- _Exercise prompt_:
Rewrite every row below, putting "Locate" in place of "Identify" and keeping everything else the same. Omit the pictures from your answer.

- _Task material_:
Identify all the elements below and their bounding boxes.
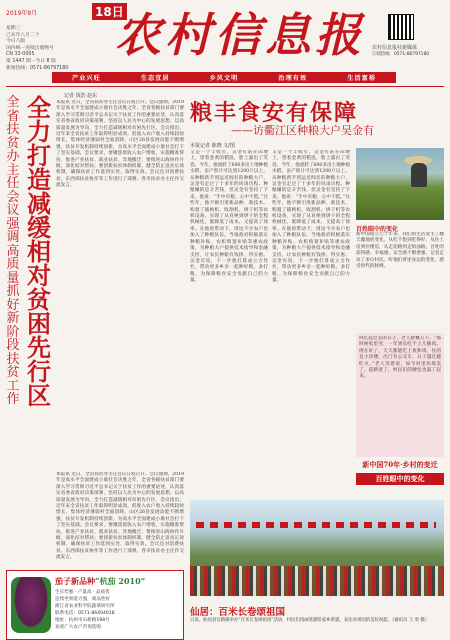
anniversary-banner: 新中国70年·乡村的变迁 — [362, 460, 438, 469]
right-column-body: 新中国成立七十年来，我们的生活发生了翻天覆地的变化。从吃不饱到吃得好，从住土房到住楼房，从走泥路到走柏油路，百姓的获得感、幸福感、安全感不断增强。记者走访了多位村民，听他们讲述身边的变化，感受时代的脉搏。 — [356, 232, 444, 270]
right-column-title: 百姓眼中的变化 — [356, 226, 399, 233]
anniversary-subbanner: 百姓眼中的变化 — [356, 473, 444, 485]
qr-sub-label: 订阅热线：0571-86797180 — [372, 52, 430, 57]
qr-label: 农村信息报社新媒体 — [372, 45, 418, 51]
section-nav — [52, 72, 396, 83]
ad-line: 生长势强 · 产量高 · 品质优 — [55, 590, 110, 595]
center-article-body-col1: 又是一个丰收年，吴金有站在田埂上，望着金黄的稻浪，脸上露出了笑容。今年，他流转了600多亩土地种植水稻，亩产预计可达到1200斤以上。从种粮新手到远近闻名的种粮大户，吴金有走过了十多年的风雨历程。种粮赚的是辛苦钱，但吴金有坚持了下来，他说：“手中有粮，心中不慌。”这些年，他不断引进新品种、新技术，购置了插秧机、收割机、烘干机等农机设备，实现了从育秧到烘干的全程机械化，既降低了成本，又提高了效率。在他的带动下，周边不少农户也加入了种粮队伍。当地政府积极落实种粮补贴、农机购置补贴等惠农政策，为种粮大户提供技术指导和金融支持，让农民种粮有钱挣、得实惠。吴金有说，下一步他打算成立合作社，带动更多乡亲一起种好粮、多打粮，为保障粮食安全贡献自己的力量。 — [190, 150, 268, 284]
ad-line: 连续坐果能力强，商品性好 — [55, 597, 111, 602]
issue-meta — [6, 26, 68, 72]
crowd-shape — [190, 566, 444, 596]
left-article-byline: 记者 钱浩 赵东 — [64, 93, 98, 99]
meta-line: 国内统一连续出版物号 — [6, 45, 54, 51]
center-article-headline: 粮丰食安有保障 — [190, 100, 359, 126]
nav-item[interactable]: 生活富裕 — [347, 75, 376, 82]
nav-item[interactable]: 生态宜居 — [140, 75, 170, 82]
scroll-painting-photo — [190, 500, 444, 596]
photo-caption-headline: 仙居：百米长卷颂祖国 — [190, 607, 286, 618]
left-article-subhead: 全省扶贫办主任会议强调高质量抓好新阶段扶贫工作 — [6, 95, 20, 407]
ad-title — [55, 576, 145, 587]
issue-day-badge: 18日 — [92, 3, 127, 20]
left-article-body: 本报讯 近日，全省扶贫办主任会议在杭召开。会议强调，2019年是高水平全面建成小康社会决胜之年，全省各级扶贫部门要深入学习贯彻习近平总书记关于扶贫工作的重要论述，认真落实省委省政府决策部署，坚持以人民为中心的发展思想，以高质量发展为导向，全力打造减缓相对贫困先行区。会议指出，近年来全省扶贫工作取得明显成效，低收入农户收入持续较快增长，集体经济薄弱村全面消除，山区26县发展动能不断增强，扶贫开发机制持续创新，为高水平全面建成小康社会打下了坚实基础。会议要求，要聚焦低收入农户增收，实施精准帮扶，推进产业扶贫、就业扶贫、异地搬迁；要推进山海协作升级，深化结对帮扶；要创新扶贫体制机制，健全防止返贫长效机制，确保扶贫工作落到实处、取得实效。会议还对消费扶贫、东西部扶贫协作等工作进行了部署。各市扶贫办主任作交流发言。 — [56, 100, 184, 189]
eggplant-advertisement[interactable] — [6, 570, 184, 640]
meta-line: CN 33-0005 — [6, 52, 35, 58]
center-article-byline: 本报记者 陈晓 文/图 — [190, 143, 235, 149]
eggplant-icon — [11, 577, 51, 633]
person-shape — [411, 163, 427, 187]
center-article-subhead: ——访衢江区种粮大户吴金有 — [231, 124, 374, 137]
left-article-headline: 全力打造减缓相对贫困先行区 — [27, 93, 51, 410]
meta-line: 新闻热线：0571-86797180 — [6, 65, 69, 71]
divider — [6, 86, 444, 87]
ad-line: 联系电话：0571-86404018 — [55, 611, 115, 616]
flags-shape — [196, 522, 436, 528]
meta-line: 星期三 — [6, 26, 21, 31]
masthead — [0, 0, 450, 72]
ad-line: 欢迎广大农户咨询选购 — [55, 625, 101, 630]
issue-date: 2019年9月 — [6, 10, 38, 17]
photo-caption-text: 日前，仙居县官路镇举办“百米长卷颂祖国”活动，村民们用画笔描绘家乡新貌，表达对祖国的美好祝愿。（通讯员 王 勇 摄） — [190, 618, 430, 623]
nav-item[interactable]: 产业兴旺 — [72, 75, 101, 82]
ad-title-main: 茄子新品种 — [55, 576, 95, 586]
ad-line: 地址：杭州市石桥路198号 — [55, 618, 110, 623]
farmer-photo — [356, 148, 444, 220]
ad-line: 浙江省农业科学院蔬菜研究所 — [55, 604, 115, 609]
nav-item[interactable]: 治理有效 — [278, 75, 308, 82]
meta-line: 第 1447 期 · 今日 8 版 — [6, 58, 56, 64]
meta-line: 己亥年八月二十 — [6, 32, 40, 38]
right-feature-box — [356, 333, 444, 457]
center-article-body-col2: 又是一个丰收年，吴金有站在田埂上，望着金黄的稻浪，脸上露出了笑容。今年，他流转了600多亩土地种植水稻，亩产预计可达到1200斤以上。从种粮新手到远近闻名的种粮大户，吴金有走过了十多年的风雨历程。种粮赚的是辛苦钱，但吴金有坚持了下来，他说：“手中有粮，心中不慌。”这些年，他不断引进新品种、新技术，购置了插秧机、收割机、烘干机等农机设备，实现了从育秧到烘干的全程机械化，既降低了成本，又提高了效率。在他的带动下，周边不少农户也加入了种粮队伍。当地政府积极落实种粮补贴、农机购置补贴等惠农政策，为种粮大户提供技术指导和金融支持，让农民种粮有钱挣、得实惠。吴金有说，下一步他打算成立合作社，带动更多乡亲一起种好粮、多打粮，为保障粮食安全贡献自己的力量。 — [272, 150, 350, 284]
qr-code-icon[interactable] — [388, 14, 414, 40]
right-feature-body: 回忆起过去的日子，老人感慨万千。“那时候家里穷，一年到头吃不上几顿肉。现在好了，天天都能吃上鱼和肉，住的是小洋楼，出门有公交车，日子越过越红火。”老人笑着说，如今村里环境美了，道路宽了，村民们的腰包也鼓了起来。 — [359, 336, 441, 380]
nav-item[interactable]: 乡风文明 — [209, 75, 239, 82]
newspaper-title: 农村信息报 — [115, 8, 365, 62]
meta-line: 今日八版 — [6, 39, 26, 45]
ad-title-variety: “杭茄 2010” — [95, 576, 146, 586]
left-article-body-continued: 本报讯 近日，全省扶贫办主任会议在杭召开。会议强调，2019年是高水平全面建成小康社会决胜之年，全省各级扶贫部门要深入学习贯彻习近平总书记关于扶贫工作的重要论述，认真落实省委省政府决策部署，坚持以人民为中心的发展思想，以高质量发展为导向，全力打造减缓相对贫困先行区。会议指出，近年来全省扶贫工作取得明显成效，低收入农户收入持续较快增长，集体经济薄弱村全面消除，山区26县发展动能不断增强，扶贫开发机制持续创新，为高水平全面建成小康社会打下了坚实基础。会议要求，要聚焦低收入农户增收，实施精准帮扶，推进产业扶贫、就业扶贫、异地搬迁；要推进山海协作升级，深化结对帮扶；要创新扶贫体制机制，健全防止返贫长效机制，确保扶贫工作落到实处、取得实效。会议还对消费扶贫、东西部扶贫协作等工作进行了部署。各市扶贫办主任作交流发言。 — [56, 472, 184, 561]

- _Solution_:
Locate all the elements below and their bounding boxes.
anniversary-banner: 新中国70年·乡村的变迁 — [362, 460, 438, 469]
right-column-body: 新中国成立七十年来，我们的生活发生了翻天覆地的变化。从吃不饱到吃得好，从住土房到住楼房，从走泥路到走柏油路，百姓的获得感、幸福感、安全感不断增强。记者走访了多位村民，听他们讲述身边的变化，感受时代的脉搏。 — [356, 232, 444, 270]
right-column-title: 百姓眼中的变化 — [356, 226, 399, 233]
anniversary-subbanner: 百姓眼中的变化 — [356, 473, 444, 485]
qr-sub-label: 订阅热线：0571-86797180 — [372, 52, 430, 57]
qr-label: 农村信息报社新媒体 — [372, 45, 418, 51]
section-nav — [52, 72, 396, 83]
ad-line: 生长势强 · 产量高 · 品质优 — [55, 590, 110, 595]
center-article-body-col1: 又是一个丰收年，吴金有站在田埂上，望着金黄的稻浪，脸上露出了笑容。今年，他流转了600多亩土地种植水稻，亩产预计可达到1200斤以上。从种粮新手到远近闻名的种粮大户，吴金有走过了十多年的风雨历程。种粮赚的是辛苦钱，但吴金有坚持了下来，他说：“手中有粮，心中不慌。”这些年，他不断引进新品种、新技术，购置了插秧机、收割机、烘干机等农机设备，实现了从育秧到烘干的全程机械化，既降低了成本，又提高了效率。在他的带动下，周边不少农户也加入了种粮队伍。当地政府积极落实种粮补贴、农机购置补贴等惠农政策，为种粮大户提供技术指导和金融支持，让农民种粮有钱挣、得实惠。吴金有说，下一步他打算成立合作社，带动更多乡亲一起种好粮、多打粮，为保障粮食安全贡献自己的力量。 — [190, 150, 268, 284]
ad-line: 连续坐果能力强，商品性好 — [55, 597, 111, 602]
issue-meta — [6, 26, 68, 72]
crowd-shape — [190, 566, 444, 596]
left-article-byline: 记者 钱浩 赵东 — [64, 93, 98, 99]
meta-line: 国内统一连续出版物号 — [6, 45, 54, 51]
center-article-headline: 粮丰食安有保障 — [190, 100, 359, 126]
nav-item[interactable]: 生活富裕 — [347, 75, 376, 82]
nav-item[interactable]: 生态宜居 — [140, 75, 170, 82]
scroll-painting-photo — [190, 500, 444, 596]
photo-caption-headline: 仙居：百米长卷颂祖国 — [190, 607, 286, 618]
left-article-subhead: 全省扶贫办主任会议强调高质量抓好新阶段扶贫工作 — [6, 95, 20, 407]
ad-title — [55, 576, 145, 587]
issue-day-badge: 18日 — [92, 3, 127, 20]
left-article-body: 本报讯 近日，全省扶贫办主任会议在杭召开。会议强调，2019年是高水平全面建成小康社会决胜之年，全省各级扶贫部门要深入学习贯彻习近平总书记关于扶贫工作的重要论述，认真落实省委省政府决策部署，坚持以人民为中心的发展思想，以高质量发展为导向，全力打造减缓相对贫困先行区。会议指出，近年来全省扶贫工作取得明显成效，低收入农户收入持续较快增长，集体经济薄弱村全面消除，山区26县发展动能不断增强，扶贫开发机制持续创新，为高水平全面建成小康社会打下了坚实基础。会议要求，要聚焦低收入农户增收，实施精准帮扶，推进产业扶贫、就业扶贫、异地搬迁；要推进山海协作升级，深化结对帮扶；要创新扶贫体制机制，健全防止返贫长效机制，确保扶贫工作落到实处、取得实效。会议还对消费扶贫、东西部扶贫协作等工作进行了部署。各市扶贫办主任作交流发言。 — [56, 100, 184, 189]
eggplant-advertisement[interactable] — [6, 570, 184, 640]
meta-line: CN 33-0005 — [6, 52, 35, 58]
center-article-byline: 本报记者 陈晓 文/图 — [190, 143, 235, 149]
eggplant-icon — [11, 577, 51, 633]
person-shape — [411, 163, 427, 187]
center-article-subhead: ——访衢江区种粮大户吴金有 — [231, 124, 374, 137]
left-article-headline: 全力打造减缓相对贫困先行区 — [27, 93, 51, 410]
meta-line: 新闻热线：0571-86797180 — [6, 65, 69, 71]
divider — [6, 86, 444, 87]
ad-line: 联系电话：0571-86404018 — [55, 611, 115, 616]
flags-shape — [196, 522, 436, 528]
meta-line: 星期三 — [6, 26, 21, 31]
masthead — [0, 0, 450, 72]
ad-line: 欢迎广大农户咨询选购 — [55, 625, 101, 630]
issue-date: 2019年9月 — [6, 10, 38, 17]
photo-caption-text: 日前，仙居县官路镇举办“百米长卷颂祖国”活动，村民们用画笔描绘家乡新貌，表达对祖国的美好祝愿。（通讯员 王 勇 摄） — [190, 618, 430, 623]
nav-item[interactable]: 产业兴旺 — [72, 75, 101, 82]
ad-title-main: 茄子新品种 — [55, 576, 95, 586]
ad-line: 地址：杭州市石桥路198号 — [55, 618, 110, 623]
farmer-photo — [356, 148, 444, 220]
ad-line: 浙江省农业科学院蔬菜研究所 — [55, 604, 115, 609]
nav-item[interactable]: 治理有效 — [278, 75, 308, 82]
meta-line: 第 1447 期 · 今日 8 版 — [6, 58, 56, 64]
meta-line: 己亥年八月二十 — [6, 32, 40, 38]
right-feature-box — [356, 333, 444, 457]
center-article-body-col2: 又是一个丰收年，吴金有站在田埂上，望着金黄的稻浪，脸上露出了笑容。今年，他流转了600多亩土地种植水稻，亩产预计可达到1200斤以上。从种粮新手到远近闻名的种粮大户，吴金有走过了十多年的风雨历程。种粮赚的是辛苦钱，但吴金有坚持了下来，他说：“手中有粮，心中不慌。”这些年，他不断引进新品种、新技术，购置了插秧机、收割机、烘干机等农机设备，实现了从育秧到烘干的全程机械化，既降低了成本，又提高了效率。在他的带动下，周边不少农户也加入了种粮队伍。当地政府积极落实种粮补贴、农机购置补贴等惠农政策，为种粮大户提供技术指导和金融支持，让农民种粮有钱挣、得实惠。吴金有说，下一步他打算成立合作社，带动更多乡亲一起种好粮、多打粮，为保障粮食安全贡献自己的力量。 — [272, 150, 350, 284]
qr-code-icon[interactable] — [388, 14, 414, 40]
right-feature-body: 回忆起过去的日子，老人感慨万千。“那时候家里穷，一年到头吃不上几顿肉。现在好了，天天都能吃上鱼和肉，住的是小洋楼，出门有公交车，日子越过越红火。”老人笑着说，如今村里环境美了，道路宽了，村民们的腰包也鼓了起来。 — [359, 336, 441, 380]
nav-item[interactable]: 乡风文明 — [209, 75, 239, 82]
newspaper-title: 农村信息报 — [115, 8, 365, 62]
meta-line: 今日八版 — [6, 39, 26, 45]
ad-title-variety: “杭茄 2010” — [95, 576, 146, 586]
left-article-body-continued: 本报讯 近日，全省扶贫办主任会议在杭召开。会议强调，2019年是高水平全面建成小康社会决胜之年，全省各级扶贫部门要深入学习贯彻习近平总书记关于扶贫工作的重要论述，认真落实省委省政府决策部署，坚持以人民为中心的发展思想，以高质量发展为导向，全力打造减缓相对贫困先行区。会议指出，近年来全省扶贫工作取得明显成效，低收入农户收入持续较快增长，集体经济薄弱村全面消除，山区26县发展动能不断增强，扶贫开发机制持续创新，为高水平全面建成小康社会打下了坚实基础。会议要求，要聚焦低收入农户增收，实施精准帮扶，推进产业扶贫、就业扶贫、异地搬迁；要推进山海协作升级，深化结对帮扶；要创新扶贫体制机制，健全防止返贫长效机制，确保扶贫工作落到实处、取得实效。会议还对消费扶贫、东西部扶贫协作等工作进行了部署。各市扶贫办主任作交流发言。 — [56, 472, 184, 561]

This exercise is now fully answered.